## begin Task material
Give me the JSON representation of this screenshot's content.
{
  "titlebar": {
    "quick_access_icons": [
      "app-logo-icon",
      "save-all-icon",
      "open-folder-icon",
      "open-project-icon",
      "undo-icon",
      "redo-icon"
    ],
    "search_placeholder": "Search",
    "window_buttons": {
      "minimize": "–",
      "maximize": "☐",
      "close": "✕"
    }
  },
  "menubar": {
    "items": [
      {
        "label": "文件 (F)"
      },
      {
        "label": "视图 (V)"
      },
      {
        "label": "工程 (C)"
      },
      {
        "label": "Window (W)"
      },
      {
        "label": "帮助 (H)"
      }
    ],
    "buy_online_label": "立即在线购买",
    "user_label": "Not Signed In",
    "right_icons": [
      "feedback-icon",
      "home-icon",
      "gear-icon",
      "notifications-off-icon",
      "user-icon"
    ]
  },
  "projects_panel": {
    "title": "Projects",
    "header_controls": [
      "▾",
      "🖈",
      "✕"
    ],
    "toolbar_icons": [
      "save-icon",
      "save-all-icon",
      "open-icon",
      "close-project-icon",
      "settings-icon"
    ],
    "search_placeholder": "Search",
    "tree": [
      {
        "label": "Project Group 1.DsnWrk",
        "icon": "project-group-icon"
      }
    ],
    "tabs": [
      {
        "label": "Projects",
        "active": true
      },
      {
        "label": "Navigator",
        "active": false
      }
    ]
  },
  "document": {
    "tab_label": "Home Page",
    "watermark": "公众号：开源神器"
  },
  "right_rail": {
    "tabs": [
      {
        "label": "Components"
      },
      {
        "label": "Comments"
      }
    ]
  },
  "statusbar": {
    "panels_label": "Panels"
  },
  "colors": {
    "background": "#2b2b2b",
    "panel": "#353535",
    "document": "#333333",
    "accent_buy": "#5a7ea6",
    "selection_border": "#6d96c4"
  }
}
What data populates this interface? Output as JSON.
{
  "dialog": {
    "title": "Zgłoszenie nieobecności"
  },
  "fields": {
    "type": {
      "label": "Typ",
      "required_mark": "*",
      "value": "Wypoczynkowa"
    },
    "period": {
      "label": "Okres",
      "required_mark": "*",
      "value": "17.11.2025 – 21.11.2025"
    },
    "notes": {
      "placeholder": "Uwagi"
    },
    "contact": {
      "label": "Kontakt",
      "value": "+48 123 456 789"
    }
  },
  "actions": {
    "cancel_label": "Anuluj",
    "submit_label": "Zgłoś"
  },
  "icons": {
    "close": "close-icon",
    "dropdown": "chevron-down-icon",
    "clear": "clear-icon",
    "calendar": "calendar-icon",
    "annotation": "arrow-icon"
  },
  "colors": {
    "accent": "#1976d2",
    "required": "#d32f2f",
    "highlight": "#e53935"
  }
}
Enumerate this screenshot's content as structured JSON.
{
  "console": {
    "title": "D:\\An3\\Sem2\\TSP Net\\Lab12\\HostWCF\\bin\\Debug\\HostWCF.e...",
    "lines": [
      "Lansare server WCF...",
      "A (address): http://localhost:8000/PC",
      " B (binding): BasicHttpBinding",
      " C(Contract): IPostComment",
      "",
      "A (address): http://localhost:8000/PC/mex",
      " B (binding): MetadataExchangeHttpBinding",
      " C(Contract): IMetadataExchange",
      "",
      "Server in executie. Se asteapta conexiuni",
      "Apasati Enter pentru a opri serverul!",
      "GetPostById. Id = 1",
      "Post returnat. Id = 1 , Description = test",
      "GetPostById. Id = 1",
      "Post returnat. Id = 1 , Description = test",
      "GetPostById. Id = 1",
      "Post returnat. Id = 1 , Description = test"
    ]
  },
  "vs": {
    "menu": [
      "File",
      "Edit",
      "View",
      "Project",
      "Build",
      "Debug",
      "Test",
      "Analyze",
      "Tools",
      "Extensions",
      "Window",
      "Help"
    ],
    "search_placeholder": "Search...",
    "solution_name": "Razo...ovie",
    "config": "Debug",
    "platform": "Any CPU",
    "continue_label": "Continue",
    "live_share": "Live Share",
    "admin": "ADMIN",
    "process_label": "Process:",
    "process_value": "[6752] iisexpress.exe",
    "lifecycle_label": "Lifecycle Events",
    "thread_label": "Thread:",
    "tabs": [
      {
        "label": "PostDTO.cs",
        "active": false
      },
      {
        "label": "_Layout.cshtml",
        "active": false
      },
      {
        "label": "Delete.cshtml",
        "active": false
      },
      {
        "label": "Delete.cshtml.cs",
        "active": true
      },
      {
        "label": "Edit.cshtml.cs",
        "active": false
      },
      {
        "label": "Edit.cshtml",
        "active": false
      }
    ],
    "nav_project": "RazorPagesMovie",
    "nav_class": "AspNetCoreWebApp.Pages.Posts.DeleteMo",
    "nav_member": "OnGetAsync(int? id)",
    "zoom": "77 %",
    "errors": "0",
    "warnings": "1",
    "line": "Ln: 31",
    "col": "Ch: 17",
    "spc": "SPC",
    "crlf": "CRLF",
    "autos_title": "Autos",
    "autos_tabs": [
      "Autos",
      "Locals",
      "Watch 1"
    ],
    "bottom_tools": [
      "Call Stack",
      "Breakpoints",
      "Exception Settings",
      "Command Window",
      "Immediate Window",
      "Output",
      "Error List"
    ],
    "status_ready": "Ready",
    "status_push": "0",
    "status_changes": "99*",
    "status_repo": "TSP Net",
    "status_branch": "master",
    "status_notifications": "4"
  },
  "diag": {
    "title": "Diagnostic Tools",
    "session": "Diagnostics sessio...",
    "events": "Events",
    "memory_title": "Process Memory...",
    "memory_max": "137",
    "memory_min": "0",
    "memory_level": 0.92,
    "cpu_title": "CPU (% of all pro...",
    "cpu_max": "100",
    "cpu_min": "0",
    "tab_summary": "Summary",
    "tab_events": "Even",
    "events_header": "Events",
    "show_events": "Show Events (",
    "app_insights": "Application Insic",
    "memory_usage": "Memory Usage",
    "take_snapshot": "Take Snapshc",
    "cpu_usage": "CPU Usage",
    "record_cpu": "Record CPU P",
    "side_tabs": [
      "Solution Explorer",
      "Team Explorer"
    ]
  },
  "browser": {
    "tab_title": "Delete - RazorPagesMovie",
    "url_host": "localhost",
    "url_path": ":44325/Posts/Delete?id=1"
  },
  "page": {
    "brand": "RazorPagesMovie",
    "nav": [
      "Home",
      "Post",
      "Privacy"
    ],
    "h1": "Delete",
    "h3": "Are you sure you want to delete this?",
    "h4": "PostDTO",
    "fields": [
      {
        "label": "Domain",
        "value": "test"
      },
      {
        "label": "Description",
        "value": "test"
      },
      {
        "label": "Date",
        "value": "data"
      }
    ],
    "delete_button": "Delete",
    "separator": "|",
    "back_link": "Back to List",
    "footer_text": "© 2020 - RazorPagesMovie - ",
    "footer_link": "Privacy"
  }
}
## end Task material
• _Exercise requirements_
Read through the entries and copy every line that includes "address".

• _Solution for this task_
      "A (address): http://localhost:8000/PC",
      "A (address): http://localhost:8000/PC/mex",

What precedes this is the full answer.